Stated exercise:
Format the material as a numbered list, starting at its first line and ending at the line that contains "section-a-heading: A-Từ loại: [82, 670, 140, 685]", with blank lines left out.

Dataset rows:

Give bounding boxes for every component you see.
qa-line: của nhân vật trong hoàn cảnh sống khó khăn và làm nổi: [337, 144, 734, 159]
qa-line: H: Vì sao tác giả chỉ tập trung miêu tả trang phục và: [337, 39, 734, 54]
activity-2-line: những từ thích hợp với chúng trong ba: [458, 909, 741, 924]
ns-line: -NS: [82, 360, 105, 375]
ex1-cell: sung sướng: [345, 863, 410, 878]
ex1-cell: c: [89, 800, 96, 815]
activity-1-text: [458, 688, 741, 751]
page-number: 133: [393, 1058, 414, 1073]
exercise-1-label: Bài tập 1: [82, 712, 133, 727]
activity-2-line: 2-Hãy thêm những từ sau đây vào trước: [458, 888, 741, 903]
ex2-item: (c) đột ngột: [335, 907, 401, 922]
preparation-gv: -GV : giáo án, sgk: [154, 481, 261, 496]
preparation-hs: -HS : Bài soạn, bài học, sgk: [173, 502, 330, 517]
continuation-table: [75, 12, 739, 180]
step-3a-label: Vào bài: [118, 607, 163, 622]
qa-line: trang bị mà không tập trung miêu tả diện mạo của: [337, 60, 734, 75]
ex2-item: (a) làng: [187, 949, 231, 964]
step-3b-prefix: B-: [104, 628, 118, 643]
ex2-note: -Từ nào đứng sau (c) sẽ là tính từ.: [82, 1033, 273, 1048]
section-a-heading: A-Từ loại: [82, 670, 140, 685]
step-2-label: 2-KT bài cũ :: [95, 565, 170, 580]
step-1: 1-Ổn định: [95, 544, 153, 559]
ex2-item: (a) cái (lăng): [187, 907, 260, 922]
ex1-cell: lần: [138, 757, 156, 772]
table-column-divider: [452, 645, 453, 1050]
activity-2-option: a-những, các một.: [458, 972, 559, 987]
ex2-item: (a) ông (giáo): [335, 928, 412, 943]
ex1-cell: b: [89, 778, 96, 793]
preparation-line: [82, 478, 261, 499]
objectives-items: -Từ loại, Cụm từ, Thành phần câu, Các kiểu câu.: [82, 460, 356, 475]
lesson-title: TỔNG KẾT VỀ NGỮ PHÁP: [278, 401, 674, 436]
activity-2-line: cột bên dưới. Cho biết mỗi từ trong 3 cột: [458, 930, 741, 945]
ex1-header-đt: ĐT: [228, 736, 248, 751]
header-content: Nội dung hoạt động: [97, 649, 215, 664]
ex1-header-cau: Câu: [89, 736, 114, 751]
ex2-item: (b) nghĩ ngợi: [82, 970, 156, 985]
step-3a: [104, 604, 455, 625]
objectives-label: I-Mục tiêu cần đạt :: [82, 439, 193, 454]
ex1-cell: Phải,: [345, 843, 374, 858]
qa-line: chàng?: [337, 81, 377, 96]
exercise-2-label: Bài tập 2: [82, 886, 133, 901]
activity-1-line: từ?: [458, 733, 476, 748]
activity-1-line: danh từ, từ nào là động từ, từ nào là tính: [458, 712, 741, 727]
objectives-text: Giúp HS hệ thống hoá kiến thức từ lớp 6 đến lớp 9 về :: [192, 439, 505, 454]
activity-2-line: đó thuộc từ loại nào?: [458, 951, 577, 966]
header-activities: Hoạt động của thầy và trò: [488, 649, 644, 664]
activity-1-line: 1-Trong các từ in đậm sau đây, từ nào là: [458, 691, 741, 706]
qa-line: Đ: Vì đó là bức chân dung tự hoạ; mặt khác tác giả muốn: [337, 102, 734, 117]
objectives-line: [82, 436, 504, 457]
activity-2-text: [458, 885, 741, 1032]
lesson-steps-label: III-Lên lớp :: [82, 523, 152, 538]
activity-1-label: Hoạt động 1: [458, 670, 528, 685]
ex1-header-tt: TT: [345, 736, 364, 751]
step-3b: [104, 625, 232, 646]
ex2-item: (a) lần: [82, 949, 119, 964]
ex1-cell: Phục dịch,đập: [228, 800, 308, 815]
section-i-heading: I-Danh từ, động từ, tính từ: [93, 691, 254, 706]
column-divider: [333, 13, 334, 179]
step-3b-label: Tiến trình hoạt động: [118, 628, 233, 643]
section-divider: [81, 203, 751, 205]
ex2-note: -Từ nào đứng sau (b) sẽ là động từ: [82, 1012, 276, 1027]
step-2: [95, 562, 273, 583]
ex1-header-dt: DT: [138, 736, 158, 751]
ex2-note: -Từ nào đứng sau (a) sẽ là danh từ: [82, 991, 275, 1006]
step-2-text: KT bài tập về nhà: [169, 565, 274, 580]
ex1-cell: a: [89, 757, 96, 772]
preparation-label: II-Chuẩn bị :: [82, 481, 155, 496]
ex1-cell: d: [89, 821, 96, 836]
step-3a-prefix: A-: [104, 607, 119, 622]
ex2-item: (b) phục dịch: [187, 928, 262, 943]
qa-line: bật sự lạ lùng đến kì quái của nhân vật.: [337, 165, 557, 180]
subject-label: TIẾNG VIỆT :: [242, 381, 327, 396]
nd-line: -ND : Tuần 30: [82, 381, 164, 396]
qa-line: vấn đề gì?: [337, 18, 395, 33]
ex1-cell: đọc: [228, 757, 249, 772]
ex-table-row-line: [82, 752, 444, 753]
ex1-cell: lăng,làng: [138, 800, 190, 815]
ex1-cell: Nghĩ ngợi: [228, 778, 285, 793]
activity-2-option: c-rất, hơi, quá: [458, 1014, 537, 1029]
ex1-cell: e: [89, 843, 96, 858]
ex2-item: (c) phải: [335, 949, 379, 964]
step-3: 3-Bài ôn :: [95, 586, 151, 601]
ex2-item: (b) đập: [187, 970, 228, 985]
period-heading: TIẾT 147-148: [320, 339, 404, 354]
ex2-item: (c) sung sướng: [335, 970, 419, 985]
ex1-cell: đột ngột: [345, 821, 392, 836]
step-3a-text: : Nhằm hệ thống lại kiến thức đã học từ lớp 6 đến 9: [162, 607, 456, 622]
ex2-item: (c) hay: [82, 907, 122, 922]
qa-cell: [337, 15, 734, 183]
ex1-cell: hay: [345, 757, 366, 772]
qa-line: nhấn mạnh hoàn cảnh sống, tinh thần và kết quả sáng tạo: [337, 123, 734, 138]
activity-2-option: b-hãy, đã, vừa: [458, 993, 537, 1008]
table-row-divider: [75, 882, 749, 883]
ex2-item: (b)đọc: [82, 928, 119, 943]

Correct output:
1. Give bounding boxes for every component you see.
2. qa-line: của nhân vật trong hoàn cảnh sống khó khăn và làm nổi: [337, 144, 734, 159]
3. qa-line: H: Vì sao tác giả chỉ tập trung miêu tả trang phục và: [337, 39, 734, 54]
4. activity-2-line: những từ thích hợp với chúng trong ba: [458, 909, 741, 924]
5. ns-line: -NS: [82, 360, 105, 375]
6. ex1-cell: sung sướng: [345, 863, 410, 878]
7. ex1-cell: c: [89, 800, 96, 815]
8. activity-1-text: [458, 688, 741, 751]
9. page-number: 133: [393, 1058, 414, 1073]
10. exercise-1-label: Bài tập 1: [82, 712, 133, 727]
11. activity-2-line: 2-Hãy thêm những từ sau đây vào trước: [458, 888, 741, 903]
12. ex2-item: (c) đột ngột: [335, 907, 401, 922]
13. preparation-gv: -GV : giáo án, sgk: [154, 481, 261, 496]
14. preparation-hs: -HS : Bài soạn, bài học, sgk: [173, 502, 330, 517]
15. continuation-table: [75, 12, 739, 180]
16. step-3a-label: Vào bài: [118, 607, 163, 622]
17. qa-line: trang bị mà không tập trung miêu tả diện mạo của: [337, 60, 734, 75]
18. ex2-item: (a) làng: [187, 949, 231, 964]
19. step-3b-prefix: B-: [104, 628, 118, 643]
20. ex2-note: -Từ nào đứng sau (c) sẽ là tính từ.: [82, 1033, 273, 1048]
21. section-a-heading: A-Từ loại: [82, 670, 140, 685]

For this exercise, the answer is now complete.